[Page transcription dataset items]
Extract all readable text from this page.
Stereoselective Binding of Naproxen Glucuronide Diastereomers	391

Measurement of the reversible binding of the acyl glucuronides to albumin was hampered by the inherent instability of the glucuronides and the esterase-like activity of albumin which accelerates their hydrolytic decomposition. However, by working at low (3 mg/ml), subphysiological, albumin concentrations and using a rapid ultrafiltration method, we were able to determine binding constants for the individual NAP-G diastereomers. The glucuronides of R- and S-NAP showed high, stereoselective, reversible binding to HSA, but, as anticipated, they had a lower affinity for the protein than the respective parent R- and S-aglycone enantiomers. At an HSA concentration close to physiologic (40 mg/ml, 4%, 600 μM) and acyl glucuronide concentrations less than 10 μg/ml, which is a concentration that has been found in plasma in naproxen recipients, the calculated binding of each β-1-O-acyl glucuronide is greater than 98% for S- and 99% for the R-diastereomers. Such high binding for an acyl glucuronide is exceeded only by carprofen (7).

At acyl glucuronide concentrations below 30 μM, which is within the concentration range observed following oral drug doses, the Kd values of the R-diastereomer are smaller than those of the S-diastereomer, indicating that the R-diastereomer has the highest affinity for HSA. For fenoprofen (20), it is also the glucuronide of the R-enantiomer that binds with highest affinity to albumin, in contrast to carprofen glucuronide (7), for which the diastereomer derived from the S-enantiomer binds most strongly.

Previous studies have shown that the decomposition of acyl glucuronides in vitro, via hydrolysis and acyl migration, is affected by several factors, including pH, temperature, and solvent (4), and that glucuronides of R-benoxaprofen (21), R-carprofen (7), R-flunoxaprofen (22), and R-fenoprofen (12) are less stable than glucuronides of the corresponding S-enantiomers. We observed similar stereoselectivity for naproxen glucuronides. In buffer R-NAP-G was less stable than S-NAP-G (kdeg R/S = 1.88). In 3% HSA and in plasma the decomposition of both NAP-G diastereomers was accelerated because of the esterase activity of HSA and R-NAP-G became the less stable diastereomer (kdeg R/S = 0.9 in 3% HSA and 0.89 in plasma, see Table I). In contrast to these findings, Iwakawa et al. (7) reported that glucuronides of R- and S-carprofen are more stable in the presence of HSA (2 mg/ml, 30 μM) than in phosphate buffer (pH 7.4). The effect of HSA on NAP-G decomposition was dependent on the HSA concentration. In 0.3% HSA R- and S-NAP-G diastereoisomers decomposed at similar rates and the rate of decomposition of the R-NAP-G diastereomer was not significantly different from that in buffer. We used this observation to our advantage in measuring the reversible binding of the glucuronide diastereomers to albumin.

● Aim of the task: Each line above must be reproduced exactly as it stands.

● Exercise result:
Extract all readable text from this page.
Stereoselective Binding of Naproxen Glucuronide Diastereomers	391

Measurement of the reversible binding of the acyl glucuronides to albumin was hampered by the inherent instability of the glucuronides and the esterase-like activity of albumin which accelerates their hydrolytic decomposition. However, by working at low (3 mg/ml), subphysiological, albumin concentrations and using a rapid ultrafiltration method, we were able to determine binding constants for the individual NAP-G diastereomers. The glucuronides of R- and S-NAP showed high, stereoselective, reversible binding to HSA, but, as anticipated, they had a lower affinity for the protein than the respective parent R- and S-aglycone enantiomers. At an HSA concentration close to physiologic (40 mg/ml, 4%, 600 μM) and acyl glucuronide concentrations less than 10 μg/ml, which is a concentration that has been found in plasma in naproxen recipients, the calculated binding of each β-1-O-acyl glucuronide is greater than 98% for S- and 99% for the R-diastereomers. Such high binding for an acyl glucuronide is exceeded only by carprofen (7).

At acyl glucuronide concentrations below 30 μM, which is within the concentration range observed following oral drug doses, the Kd values of the R-diastereomer are smaller than those of the S-diastereomer, indicating that the R-diastereomer has the highest affinity for HSA. For fenoprofen (20), it is also the glucuronide of the R-enantiomer that binds with highest affinity to albumin, in contrast to carprofen glucuronide (7), for which the diastereomer derived from the S-enantiomer binds most strongly.

Previous studies have shown that the decomposition of acyl glucuronides in vitro, via hydrolysis and acyl migration, is affected by several factors, including pH, temperature, and solvent (4), and that glucuronides of R-benoxaprofen (21), R-carprofen (7), R-flunoxaprofen (22), and R-fenoprofen (12) are less stable than glucuronides of the corresponding S-enantiomers. We observed similar stereoselectivity for naproxen glucuronides. In buffer R-NAP-G was less stable than S-NAP-G (kdeg R/S = 1.88). In 3% HSA and in plasma the decomposition of both NAP-G diastereomers was accelerated because of the esterase activity of HSA and R-NAP-G became the less stable diastereomer (kdeg R/S = 0.9 in 3% HSA and 0.89 in plasma, see Table I). In contrast to these findings, Iwakawa et al. (7) reported that glucuronides of R- and S-carprofen are more stable in the presence of HSA (2 mg/ml, 30 μM) than in phosphate buffer (pH 7.4). The effect of HSA on NAP-G decomposition was dependent on the HSA concentration. In 0.3% HSA R- and S-NAP-G diastereoisomers decomposed at similar rates and the rate of decomposition of the R-NAP-G diastereomer was not significantly different from that in buffer. We used this observation to our advantage in measuring the reversible binding of the glucuronide diastereomers to albumin.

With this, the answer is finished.